Dataset items
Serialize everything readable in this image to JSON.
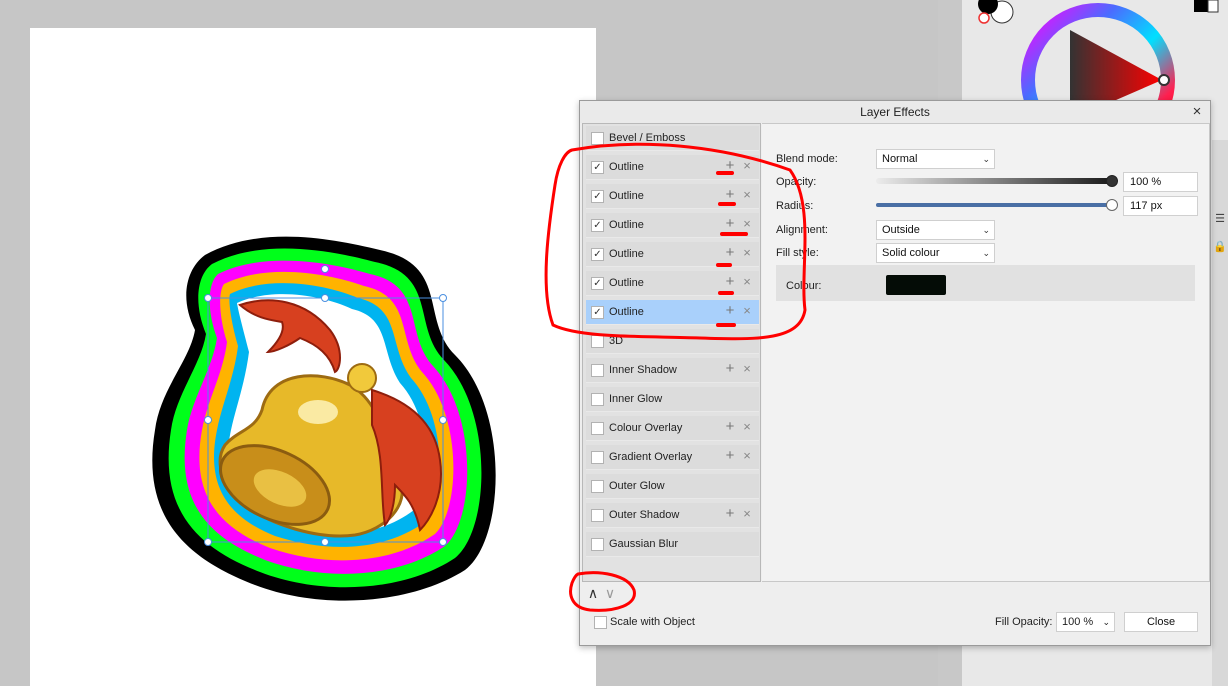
{
  "dialog": {
    "title": "Layer Effects",
    "close_icon": "close-icon"
  },
  "effects": [
    {
      "label": "Bevel / Emboss",
      "checked": false,
      "selected": false,
      "has_actions": false
    },
    {
      "label": "Outline",
      "checked": true,
      "selected": false,
      "has_actions": true
    },
    {
      "label": "Outline",
      "checked": true,
      "selected": false,
      "has_actions": true
    },
    {
      "label": "Outline",
      "checked": true,
      "selected": false,
      "has_actions": true
    },
    {
      "label": "Outline",
      "checked": true,
      "selected": false,
      "has_actions": true
    },
    {
      "label": "Outline",
      "checked": true,
      "selected": false,
      "has_actions": true
    },
    {
      "label": "Outline",
      "checked": true,
      "selected": true,
      "has_actions": true
    },
    {
      "label": "3D",
      "checked": false,
      "selected": false,
      "has_actions": false
    },
    {
      "label": "Inner Shadow",
      "checked": false,
      "selected": false,
      "has_actions": true
    },
    {
      "label": "Inner Glow",
      "checked": false,
      "selected": false,
      "has_actions": false
    },
    {
      "label": "Colour Overlay",
      "checked": false,
      "selected": false,
      "has_actions": true
    },
    {
      "label": "Gradient Overlay",
      "checked": false,
      "selected": false,
      "has_actions": true
    },
    {
      "label": "Outer Glow",
      "checked": false,
      "selected": false,
      "has_actions": false
    },
    {
      "label": "Outer Shadow",
      "checked": false,
      "selected": false,
      "has_actions": true
    },
    {
      "label": "Gaussian Blur",
      "checked": false,
      "selected": false,
      "has_actions": false
    }
  ],
  "settings": {
    "blend_mode_label": "Blend mode:",
    "blend_mode_value": "Normal",
    "opacity_label": "Opacity:",
    "opacity_value": "100 %",
    "opacity_fraction": 1.0,
    "radius_label": "Radius:",
    "radius_value": "117 px",
    "alignment_label": "Alignment:",
    "alignment_value": "Outside",
    "fill_style_label": "Fill style:",
    "fill_style_value": "Solid colour",
    "colour_label": "Colour:",
    "colour_hex": "#040c06"
  },
  "footer": {
    "scale_label": "Scale with Object",
    "fill_opacity_label": "Fill Opacity:",
    "fill_opacity_value": "100 %",
    "close_label": "Close"
  },
  "icons": {
    "add": "+",
    "remove": "×",
    "check": "✓",
    "up": "∧",
    "down": "∨",
    "chevron": "⌄"
  },
  "colors": {
    "selection": "#a9d0fb",
    "annotation": "#ff0000",
    "outline_black": "#000000",
    "outline_green": "#00ff1a",
    "outline_magenta": "#ff00ff",
    "outline_orange": "#ffb300",
    "outline_cyan": "#00b4f0",
    "outline_white": "#ffffff"
  }
}
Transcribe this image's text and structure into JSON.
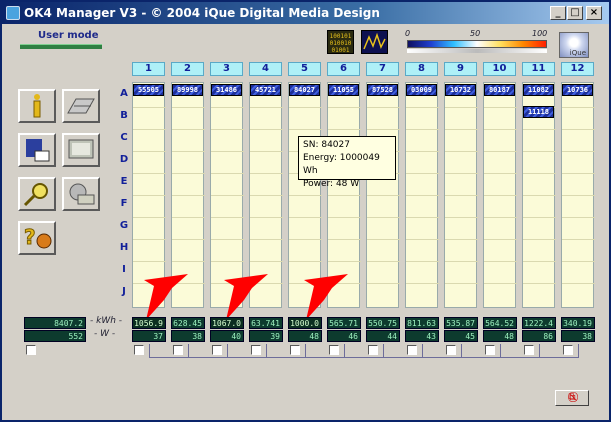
{
  "window": {
    "title": "OK4 Manager V3 - © 2004 iQue Digital Media Design",
    "buttons": [
      "_",
      "□",
      "×"
    ]
  },
  "header": {
    "user_mode": "User mode",
    "binary_icon_text": [
      "100101",
      "010010",
      "01001"
    ],
    "scale_labels": [
      "0",
      "50",
      "100"
    ],
    "logo_text": "iQue"
  },
  "columns": [
    "1",
    "2",
    "3",
    "4",
    "5",
    "6",
    "7",
    "8",
    "9",
    "10",
    "11",
    "12"
  ],
  "rows": [
    "A",
    "B",
    "C",
    "D",
    "E",
    "F",
    "G",
    "H",
    "I",
    "J"
  ],
  "badges": [
    {
      "col": 0,
      "row": 0,
      "text": "55505"
    },
    {
      "col": 1,
      "row": 0,
      "text": "89998"
    },
    {
      "col": 2,
      "row": 0,
      "text": "31486"
    },
    {
      "col": 3,
      "row": 0,
      "text": "45721"
    },
    {
      "col": 4,
      "row": 0,
      "text": "84027"
    },
    {
      "col": 5,
      "row": 0,
      "text": "11055"
    },
    {
      "col": 6,
      "row": 0,
      "text": "87528"
    },
    {
      "col": 7,
      "row": 0,
      "text": "03009"
    },
    {
      "col": 8,
      "row": 0,
      "text": "10732"
    },
    {
      "col": 9,
      "row": 0,
      "text": "80187"
    },
    {
      "col": 10,
      "row": 0,
      "text": "11082"
    },
    {
      "col": 11,
      "row": 0,
      "text": "10736"
    },
    {
      "col": 10,
      "row": 1,
      "text": "11118"
    }
  ],
  "tooltip": {
    "sn": "SN: 84027",
    "energy": "Energy: 1000049 Wh",
    "power": "Power: 48 W"
  },
  "totals": {
    "kwh": "8407.2",
    "w": "552"
  },
  "units": {
    "kwh": "- kWh -",
    "w": "- W -"
  },
  "kwh": [
    "1056.9",
    "628.45",
    "1067.0",
    "63.741",
    "1000.0",
    "565.71",
    "550.75",
    "811.63",
    "535.87",
    "564.52",
    "1222.4",
    "340.19"
  ],
  "w": [
    "37",
    "38",
    "40",
    "39",
    "48",
    "46",
    "44",
    "43",
    "45",
    "48",
    "86",
    "38"
  ],
  "colors": {
    "accent": "#0a246a",
    "arrow": "#ff0000",
    "cell": "#fbfbd8",
    "header": "#aef0f7"
  },
  "icons": {
    "toolbar": [
      "info-icon",
      "panel-grid-icon",
      "log-disk-icon",
      "monitor-panel-icon",
      "search-key-icon",
      "panel-settings-icon",
      "help-icon"
    ],
    "corner": "restore-close-icon"
  }
}
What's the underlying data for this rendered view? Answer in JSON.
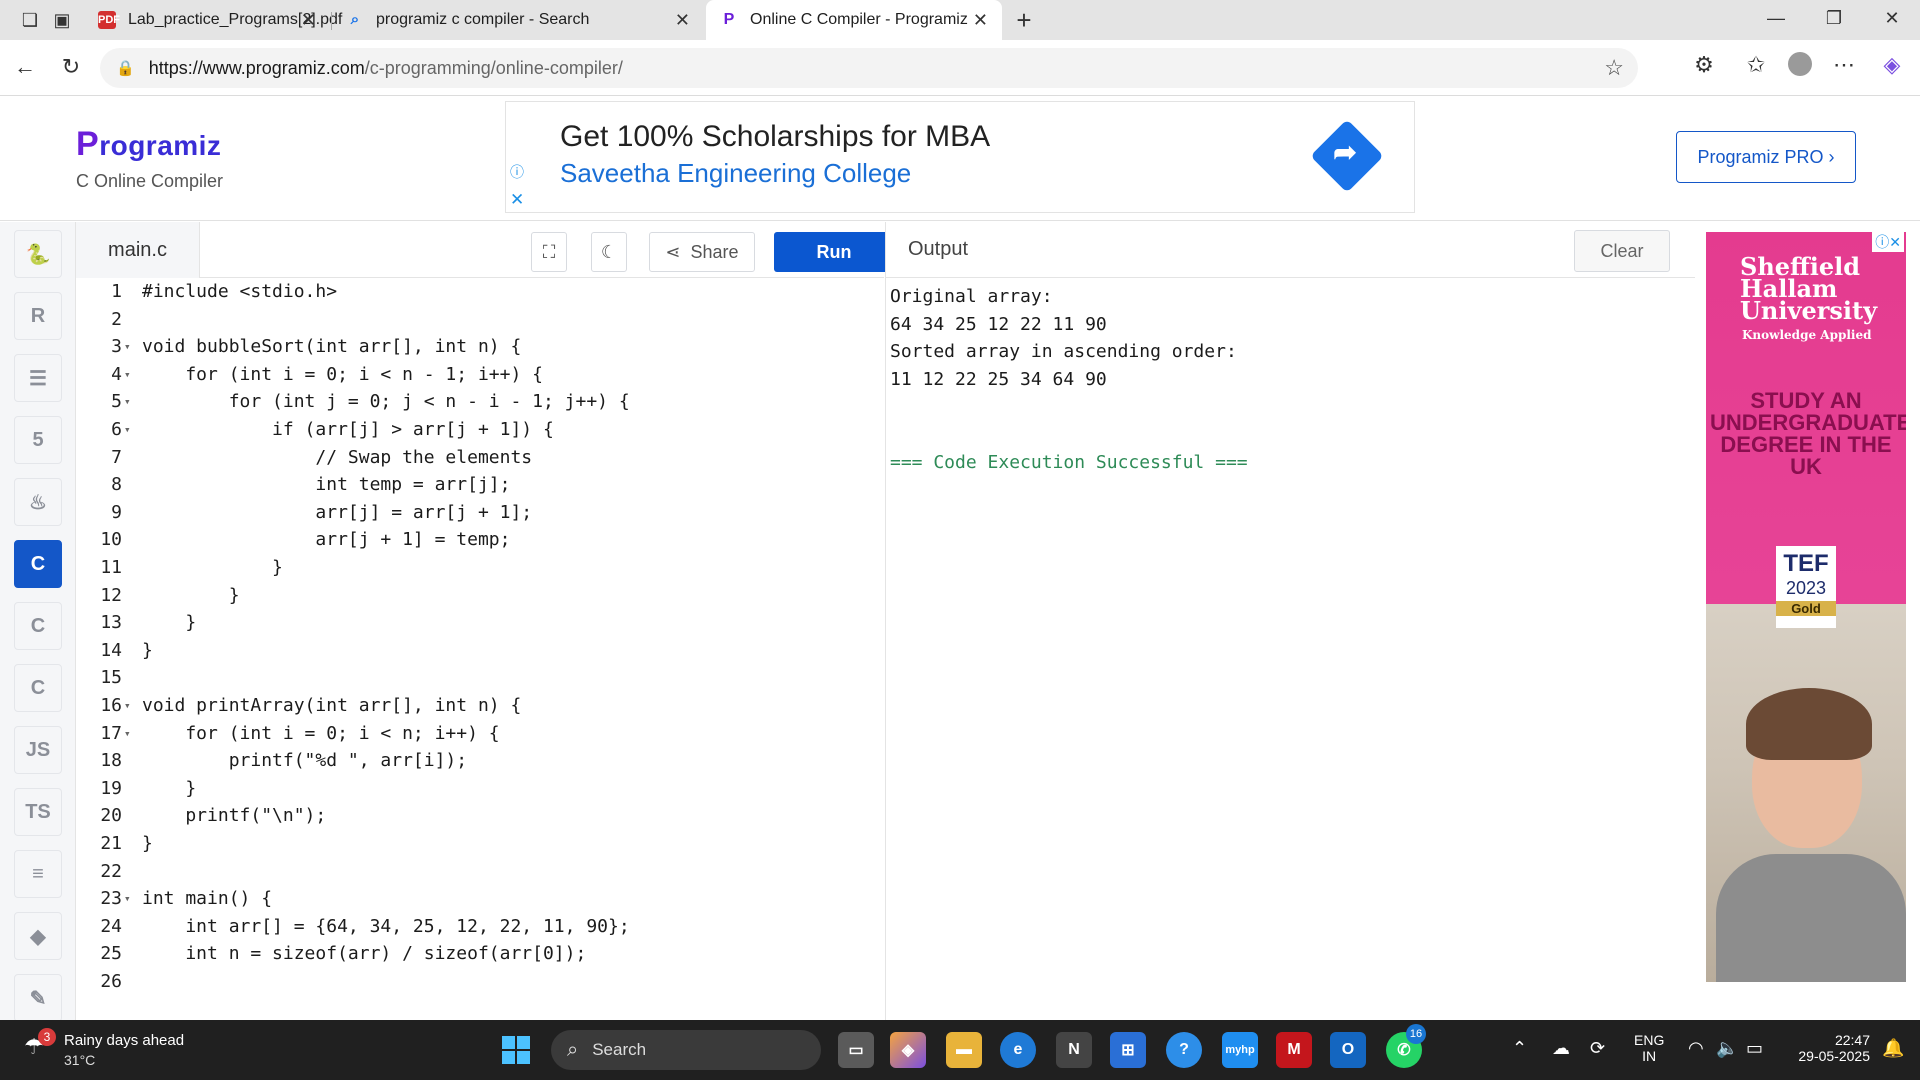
{
  "browser": {
    "tabs": [
      {
        "title": "Lab_practice_Programs[2].pdf",
        "favicon": "pdf-icon"
      },
      {
        "title": "programiz c compiler - Search",
        "favicon": "search-icon"
      },
      {
        "title": "Online C Compiler - Programiz",
        "favicon": "programiz-icon"
      }
    ],
    "url_host": "https://www.programiz.com",
    "url_path": "/c-programming/online-compiler/"
  },
  "header": {
    "logo_mark": "P",
    "logo_text": "rogramiz",
    "subtitle": "C Online Compiler",
    "pro_button": "Programiz PRO ›"
  },
  "banner_ad": {
    "headline": "Get 100% Scholarships for MBA",
    "advertiser": "Saveetha Engineering College"
  },
  "rail": {
    "items": [
      {
        "name": "python-icon",
        "glyph": "🐍",
        "active": false
      },
      {
        "name": "r-icon",
        "glyph": "R",
        "active": false
      },
      {
        "name": "sql-icon",
        "glyph": "☰",
        "active": false
      },
      {
        "name": "html-icon",
        "glyph": "5",
        "active": false
      },
      {
        "name": "java-icon",
        "glyph": "♨",
        "active": false
      },
      {
        "name": "c-icon",
        "glyph": "C",
        "active": true
      },
      {
        "name": "cpp-icon",
        "glyph": "C",
        "active": false
      },
      {
        "name": "csharp-icon",
        "glyph": "C",
        "active": false
      },
      {
        "name": "js-icon",
        "glyph": "JS",
        "active": false
      },
      {
        "name": "ts-icon",
        "glyph": "TS",
        "active": false
      },
      {
        "name": "go-icon",
        "glyph": "≡",
        "active": false
      },
      {
        "name": "swift-icon",
        "glyph": "◆",
        "active": false
      },
      {
        "name": "kotlin-icon",
        "glyph": "✎",
        "active": false
      }
    ]
  },
  "editor": {
    "filename": "main.c",
    "share_label": "Share",
    "run_label": "Run",
    "lines": [
      {
        "n": "1",
        "fold": "",
        "code": "#include <stdio.h>"
      },
      {
        "n": "2",
        "fold": "",
        "code": ""
      },
      {
        "n": "3",
        "fold": "▾",
        "code": "void bubbleSort(int arr[], int n) {"
      },
      {
        "n": "4",
        "fold": "▾",
        "code": "    for (int i = 0; i < n - 1; i++) {"
      },
      {
        "n": "5",
        "fold": "▾",
        "code": "        for (int j = 0; j < n - i - 1; j++) {"
      },
      {
        "n": "6",
        "fold": "▾",
        "code": "            if (arr[j] > arr[j + 1]) {"
      },
      {
        "n": "7",
        "fold": "",
        "code": "                // Swap the elements"
      },
      {
        "n": "8",
        "fold": "",
        "code": "                int temp = arr[j];"
      },
      {
        "n": "9",
        "fold": "",
        "code": "                arr[j] = arr[j + 1];"
      },
      {
        "n": "10",
        "fold": "",
        "code": "                arr[j + 1] = temp;"
      },
      {
        "n": "11",
        "fold": "",
        "code": "            }"
      },
      {
        "n": "12",
        "fold": "",
        "code": "        }"
      },
      {
        "n": "13",
        "fold": "",
        "code": "    }"
      },
      {
        "n": "14",
        "fold": "",
        "code": "}"
      },
      {
        "n": "15",
        "fold": "",
        "code": ""
      },
      {
        "n": "16",
        "fold": "▾",
        "code": "void printArray(int arr[], int n) {"
      },
      {
        "n": "17",
        "fold": "▾",
        "code": "    for (int i = 0; i < n; i++) {"
      },
      {
        "n": "18",
        "fold": "",
        "code": "        printf(\"%d \", arr[i]);"
      },
      {
        "n": "19",
        "fold": "",
        "code": "    }"
      },
      {
        "n": "20",
        "fold": "",
        "code": "    printf(\"\\n\");"
      },
      {
        "n": "21",
        "fold": "",
        "code": "}"
      },
      {
        "n": "22",
        "fold": "",
        "code": ""
      },
      {
        "n": "23",
        "fold": "▾",
        "code": "int main() {"
      },
      {
        "n": "24",
        "fold": "",
        "code": "    int arr[] = {64, 34, 25, 12, 22, 11, 90};"
      },
      {
        "n": "25",
        "fold": "",
        "code": "    int n = sizeof(arr) / sizeof(arr[0]);"
      },
      {
        "n": "26",
        "fold": "",
        "code": ""
      }
    ]
  },
  "output": {
    "title": "Output",
    "clear_label": "Clear",
    "lines": [
      {
        "text": "Original array:",
        "color": "#1b1b1b"
      },
      {
        "text": "64 34 25 12 22 11 90",
        "color": "#1b1b1b"
      },
      {
        "text": "Sorted array in ascending order:",
        "color": "#1b1b1b"
      },
      {
        "text": "11 12 22 25 34 64 90",
        "color": "#1b1b1b"
      },
      {
        "text": "",
        "color": "#1b1b1b"
      },
      {
        "text": "",
        "color": "#1b1b1b"
      },
      {
        "text": "=== Code Execution Successful ===",
        "color": "#2e8b57"
      }
    ]
  },
  "side_ad": {
    "university": "Sheffield Hallam University",
    "tagline": "Knowledge Applied",
    "pitch": "STUDY AN UNDERGRADUATE DEGREE IN THE UK",
    "tef": "TEF",
    "tef_year": "2023",
    "tef_award": "Gold"
  },
  "taskbar": {
    "weather_title": "Rainy days ahead",
    "weather_temp": "31°C",
    "weather_badge": "3",
    "search_placeholder": "Search",
    "whatsapp_badge": "16",
    "lang_top": "ENG",
    "lang_bottom": "IN",
    "time": "22:47",
    "date": "29-05-2025"
  }
}
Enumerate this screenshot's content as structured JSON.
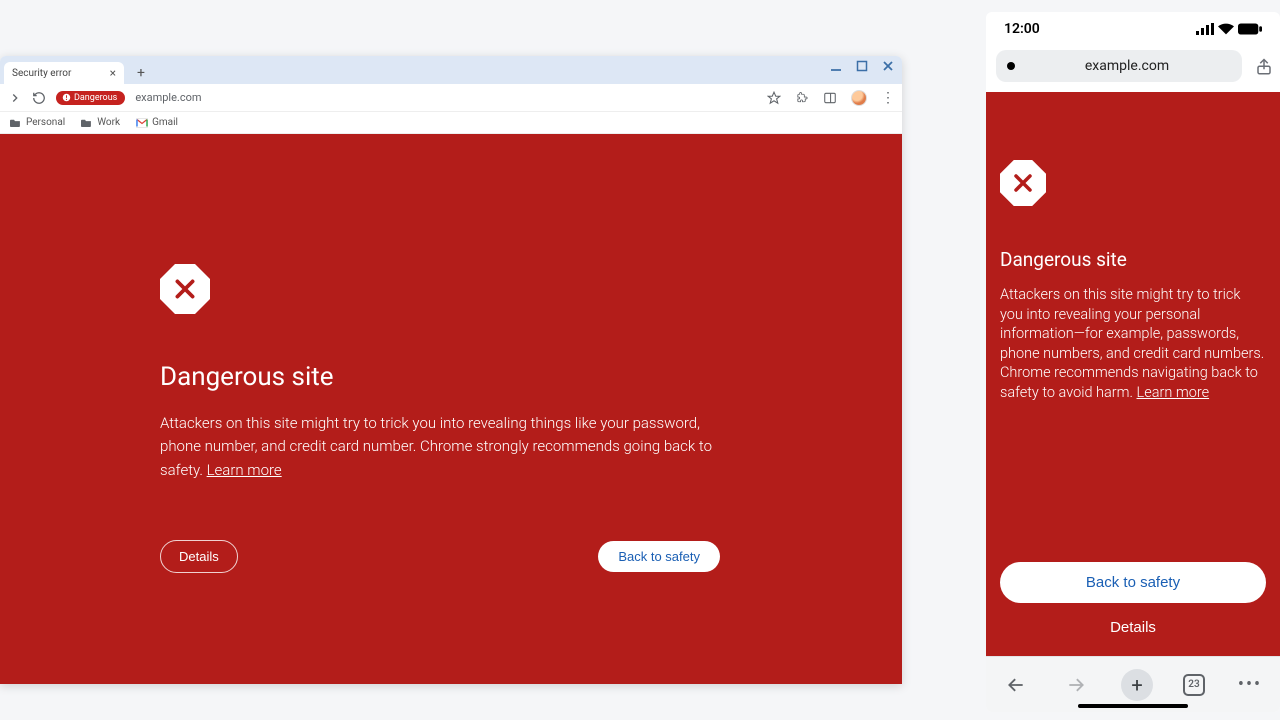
{
  "desktop": {
    "tab_title": "Security error",
    "danger_chip": "Dangerous",
    "url": "example.com",
    "bookmarks": {
      "personal": "Personal",
      "work": "Work",
      "gmail": "Gmail"
    },
    "warning": {
      "title": "Dangerous site",
      "body": "Attackers on this site might try to trick you into revealing things like your password, phone number, and credit card number. Chrome strongly recommends going back to safety. ",
      "learn_more": "Learn more",
      "details": "Details",
      "back": "Back to safety"
    }
  },
  "mobile": {
    "time": "12:00",
    "url": "example.com",
    "tab_count": "23",
    "warning": {
      "title": "Dangerous site",
      "body": "Attackers on this site might try to trick you into revealing your personal information—for example, passwords, phone numbers, and credit card numbers. Chrome recommends navigating back to safety to avoid harm. ",
      "learn_more": "Learn more",
      "back": "Back to safety",
      "details": "Details"
    }
  }
}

What needs to be done
Reproduce each line from the records that contains the word "trick".

Exercise output
      "body": "Attackers on this site might try to trick you into revealing things like your password, phone number, and credit card number. Chrome strongly recommends going back to safety. ",
      "body": "Attackers on this site might try to trick you into revealing your personal information—for example, passwords, phone numbers, and credit card numbers. Chrome recommends navigating back to safety to avoid harm. ",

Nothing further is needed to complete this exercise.